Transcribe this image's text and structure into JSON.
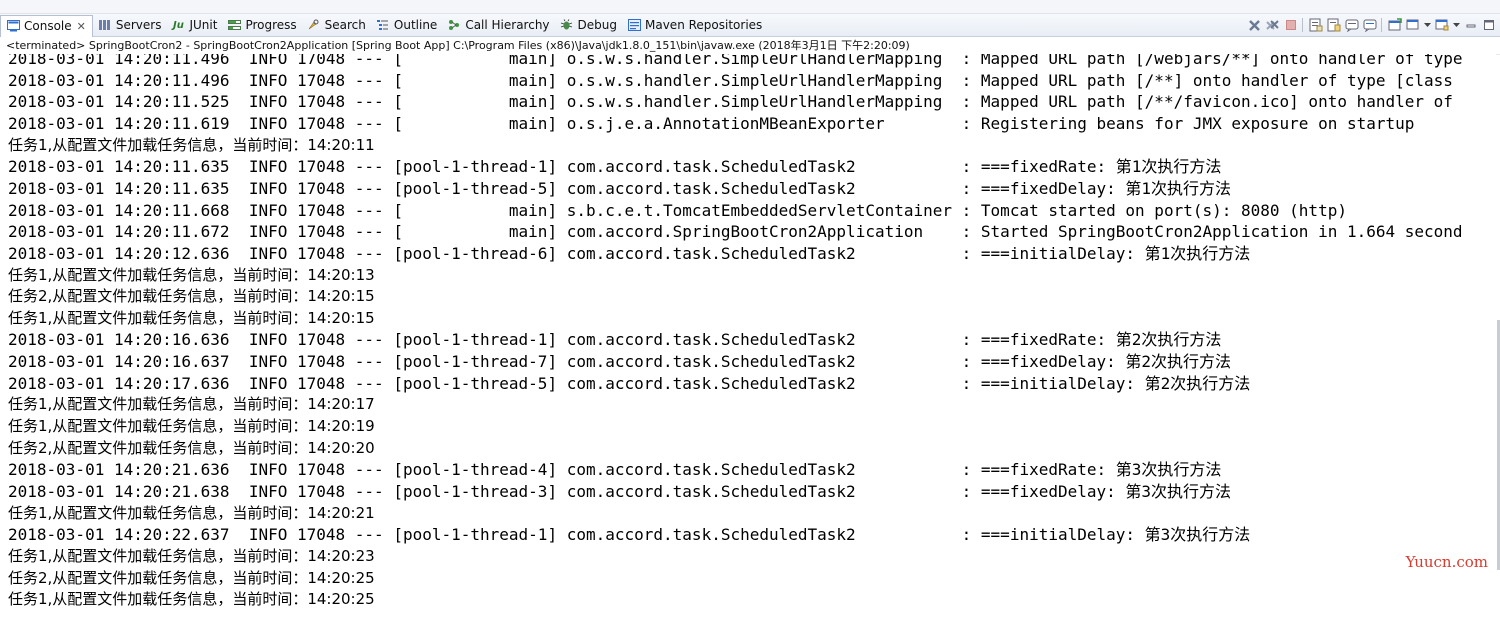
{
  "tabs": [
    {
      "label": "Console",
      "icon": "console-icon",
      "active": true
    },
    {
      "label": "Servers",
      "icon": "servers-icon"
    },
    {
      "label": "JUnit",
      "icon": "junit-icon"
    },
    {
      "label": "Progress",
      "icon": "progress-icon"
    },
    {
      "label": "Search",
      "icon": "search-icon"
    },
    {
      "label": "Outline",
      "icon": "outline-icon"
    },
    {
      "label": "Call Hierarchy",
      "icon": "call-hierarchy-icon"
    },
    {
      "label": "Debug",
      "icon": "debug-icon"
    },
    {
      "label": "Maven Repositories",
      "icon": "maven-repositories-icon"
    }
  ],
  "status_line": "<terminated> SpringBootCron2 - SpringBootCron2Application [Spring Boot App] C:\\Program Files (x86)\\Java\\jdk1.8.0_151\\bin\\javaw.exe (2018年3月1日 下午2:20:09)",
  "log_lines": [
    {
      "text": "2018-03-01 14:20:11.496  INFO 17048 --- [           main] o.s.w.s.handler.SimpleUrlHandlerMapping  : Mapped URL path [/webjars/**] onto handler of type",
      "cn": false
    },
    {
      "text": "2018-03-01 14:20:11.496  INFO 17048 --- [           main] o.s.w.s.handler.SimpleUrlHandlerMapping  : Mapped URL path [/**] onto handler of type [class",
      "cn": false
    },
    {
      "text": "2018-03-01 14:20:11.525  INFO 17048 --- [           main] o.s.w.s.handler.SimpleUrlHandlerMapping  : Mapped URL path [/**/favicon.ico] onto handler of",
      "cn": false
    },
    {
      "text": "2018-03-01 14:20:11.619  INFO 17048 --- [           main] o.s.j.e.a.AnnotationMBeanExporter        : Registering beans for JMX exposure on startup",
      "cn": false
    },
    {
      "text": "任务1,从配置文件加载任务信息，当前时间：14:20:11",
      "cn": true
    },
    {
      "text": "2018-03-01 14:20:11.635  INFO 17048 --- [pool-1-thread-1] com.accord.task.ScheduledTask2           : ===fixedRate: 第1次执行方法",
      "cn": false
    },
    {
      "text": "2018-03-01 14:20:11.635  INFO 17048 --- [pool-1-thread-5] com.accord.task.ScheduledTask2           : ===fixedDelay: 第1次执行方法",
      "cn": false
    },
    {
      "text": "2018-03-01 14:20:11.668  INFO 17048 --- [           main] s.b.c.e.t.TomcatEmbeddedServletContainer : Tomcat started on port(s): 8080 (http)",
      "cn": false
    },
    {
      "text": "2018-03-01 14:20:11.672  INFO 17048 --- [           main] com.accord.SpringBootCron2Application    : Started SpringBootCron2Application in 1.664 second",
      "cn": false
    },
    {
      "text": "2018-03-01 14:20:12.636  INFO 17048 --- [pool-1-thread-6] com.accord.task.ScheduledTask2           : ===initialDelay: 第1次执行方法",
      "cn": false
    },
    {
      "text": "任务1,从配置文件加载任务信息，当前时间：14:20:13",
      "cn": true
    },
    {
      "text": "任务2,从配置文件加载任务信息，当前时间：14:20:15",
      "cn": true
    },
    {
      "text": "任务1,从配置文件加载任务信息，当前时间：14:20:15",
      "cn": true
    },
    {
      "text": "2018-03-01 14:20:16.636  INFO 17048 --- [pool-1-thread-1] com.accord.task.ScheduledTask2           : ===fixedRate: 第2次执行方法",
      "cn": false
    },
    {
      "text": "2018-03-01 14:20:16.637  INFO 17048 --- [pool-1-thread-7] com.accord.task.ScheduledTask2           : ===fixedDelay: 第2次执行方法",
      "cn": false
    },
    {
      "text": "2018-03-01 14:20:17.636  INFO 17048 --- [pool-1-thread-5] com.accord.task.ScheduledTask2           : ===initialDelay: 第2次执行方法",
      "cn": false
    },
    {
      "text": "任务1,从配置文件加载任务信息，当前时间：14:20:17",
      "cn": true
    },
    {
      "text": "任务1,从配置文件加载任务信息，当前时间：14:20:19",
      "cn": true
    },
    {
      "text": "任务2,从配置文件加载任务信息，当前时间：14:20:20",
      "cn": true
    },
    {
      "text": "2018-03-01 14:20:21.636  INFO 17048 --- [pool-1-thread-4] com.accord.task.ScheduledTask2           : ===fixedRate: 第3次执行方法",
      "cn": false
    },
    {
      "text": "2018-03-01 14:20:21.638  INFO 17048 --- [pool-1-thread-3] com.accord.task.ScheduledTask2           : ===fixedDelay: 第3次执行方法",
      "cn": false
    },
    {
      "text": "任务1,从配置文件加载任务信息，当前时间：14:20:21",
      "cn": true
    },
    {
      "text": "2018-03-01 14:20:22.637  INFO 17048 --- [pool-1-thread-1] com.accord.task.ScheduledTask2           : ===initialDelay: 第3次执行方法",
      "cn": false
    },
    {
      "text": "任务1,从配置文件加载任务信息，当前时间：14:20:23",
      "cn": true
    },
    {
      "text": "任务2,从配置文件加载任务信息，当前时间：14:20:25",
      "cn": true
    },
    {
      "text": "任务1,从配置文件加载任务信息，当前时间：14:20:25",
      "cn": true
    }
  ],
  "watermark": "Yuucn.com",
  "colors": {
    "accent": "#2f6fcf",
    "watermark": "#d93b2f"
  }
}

## What this task involves
Restate the whole listing above exactly, please, omitting every image.

## Solution to this problem
Transcribe this image's text and structure into JSON.
{
  "tabs": [
    {
      "label": "Console",
      "icon": "console-icon",
      "active": true
    },
    {
      "label": "Servers",
      "icon": "servers-icon"
    },
    {
      "label": "JUnit",
      "icon": "junit-icon"
    },
    {
      "label": "Progress",
      "icon": "progress-icon"
    },
    {
      "label": "Search",
      "icon": "search-icon"
    },
    {
      "label": "Outline",
      "icon": "outline-icon"
    },
    {
      "label": "Call Hierarchy",
      "icon": "call-hierarchy-icon"
    },
    {
      "label": "Debug",
      "icon": "debug-icon"
    },
    {
      "label": "Maven Repositories",
      "icon": "maven-repositories-icon"
    }
  ],
  "status_line": "<terminated> SpringBootCron2 - SpringBootCron2Application [Spring Boot App] C:\\Program Files (x86)\\Java\\jdk1.8.0_151\\bin\\javaw.exe (2018年3月1日 下午2:20:09)",
  "log_lines": [
    {
      "text": "2018-03-01 14:20:11.496  INFO 17048 --- [           main] o.s.w.s.handler.SimpleUrlHandlerMapping  : Mapped URL path [/webjars/**] onto handler of type",
      "cn": false
    },
    {
      "text": "2018-03-01 14:20:11.496  INFO 17048 --- [           main] o.s.w.s.handler.SimpleUrlHandlerMapping  : Mapped URL path [/**] onto handler of type [class",
      "cn": false
    },
    {
      "text": "2018-03-01 14:20:11.525  INFO 17048 --- [           main] o.s.w.s.handler.SimpleUrlHandlerMapping  : Mapped URL path [/**/favicon.ico] onto handler of",
      "cn": false
    },
    {
      "text": "2018-03-01 14:20:11.619  INFO 17048 --- [           main] o.s.j.e.a.AnnotationMBeanExporter        : Registering beans for JMX exposure on startup",
      "cn": false
    },
    {
      "text": "任务1,从配置文件加载任务信息，当前时间：14:20:11",
      "cn": true
    },
    {
      "text": "2018-03-01 14:20:11.635  INFO 17048 --- [pool-1-thread-1] com.accord.task.ScheduledTask2           : ===fixedRate: 第1次执行方法",
      "cn": false
    },
    {
      "text": "2018-03-01 14:20:11.635  INFO 17048 --- [pool-1-thread-5] com.accord.task.ScheduledTask2           : ===fixedDelay: 第1次执行方法",
      "cn": false
    },
    {
      "text": "2018-03-01 14:20:11.668  INFO 17048 --- [           main] s.b.c.e.t.TomcatEmbeddedServletContainer : Tomcat started on port(s): 8080 (http)",
      "cn": false
    },
    {
      "text": "2018-03-01 14:20:11.672  INFO 17048 --- [           main] com.accord.SpringBootCron2Application    : Started SpringBootCron2Application in 1.664 second",
      "cn": false
    },
    {
      "text": "2018-03-01 14:20:12.636  INFO 17048 --- [pool-1-thread-6] com.accord.task.ScheduledTask2           : ===initialDelay: 第1次执行方法",
      "cn": false
    },
    {
      "text": "任务1,从配置文件加载任务信息，当前时间：14:20:13",
      "cn": true
    },
    {
      "text": "任务2,从配置文件加载任务信息，当前时间：14:20:15",
      "cn": true
    },
    {
      "text": "任务1,从配置文件加载任务信息，当前时间：14:20:15",
      "cn": true
    },
    {
      "text": "2018-03-01 14:20:16.636  INFO 17048 --- [pool-1-thread-1] com.accord.task.ScheduledTask2           : ===fixedRate: 第2次执行方法",
      "cn": false
    },
    {
      "text": "2018-03-01 14:20:16.637  INFO 17048 --- [pool-1-thread-7] com.accord.task.ScheduledTask2           : ===fixedDelay: 第2次执行方法",
      "cn": false
    },
    {
      "text": "2018-03-01 14:20:17.636  INFO 17048 --- [pool-1-thread-5] com.accord.task.ScheduledTask2           : ===initialDelay: 第2次执行方法",
      "cn": false
    },
    {
      "text": "任务1,从配置文件加载任务信息，当前时间：14:20:17",
      "cn": true
    },
    {
      "text": "任务1,从配置文件加载任务信息，当前时间：14:20:19",
      "cn": true
    },
    {
      "text": "任务2,从配置文件加载任务信息，当前时间：14:20:20",
      "cn": true
    },
    {
      "text": "2018-03-01 14:20:21.636  INFO 17048 --- [pool-1-thread-4] com.accord.task.ScheduledTask2           : ===fixedRate: 第3次执行方法",
      "cn": false
    },
    {
      "text": "2018-03-01 14:20:21.638  INFO 17048 --- [pool-1-thread-3] com.accord.task.ScheduledTask2           : ===fixedDelay: 第3次执行方法",
      "cn": false
    },
    {
      "text": "任务1,从配置文件加载任务信息，当前时间：14:20:21",
      "cn": true
    },
    {
      "text": "2018-03-01 14:20:22.637  INFO 17048 --- [pool-1-thread-1] com.accord.task.ScheduledTask2           : ===initialDelay: 第3次执行方法",
      "cn": false
    },
    {
      "text": "任务1,从配置文件加载任务信息，当前时间：14:20:23",
      "cn": true
    },
    {
      "text": "任务2,从配置文件加载任务信息，当前时间：14:20:25",
      "cn": true
    },
    {
      "text": "任务1,从配置文件加载任务信息，当前时间：14:20:25",
      "cn": true
    }
  ],
  "watermark": "Yuucn.com",
  "colors": {
    "accent": "#2f6fcf",
    "watermark": "#d93b2f"
  }
}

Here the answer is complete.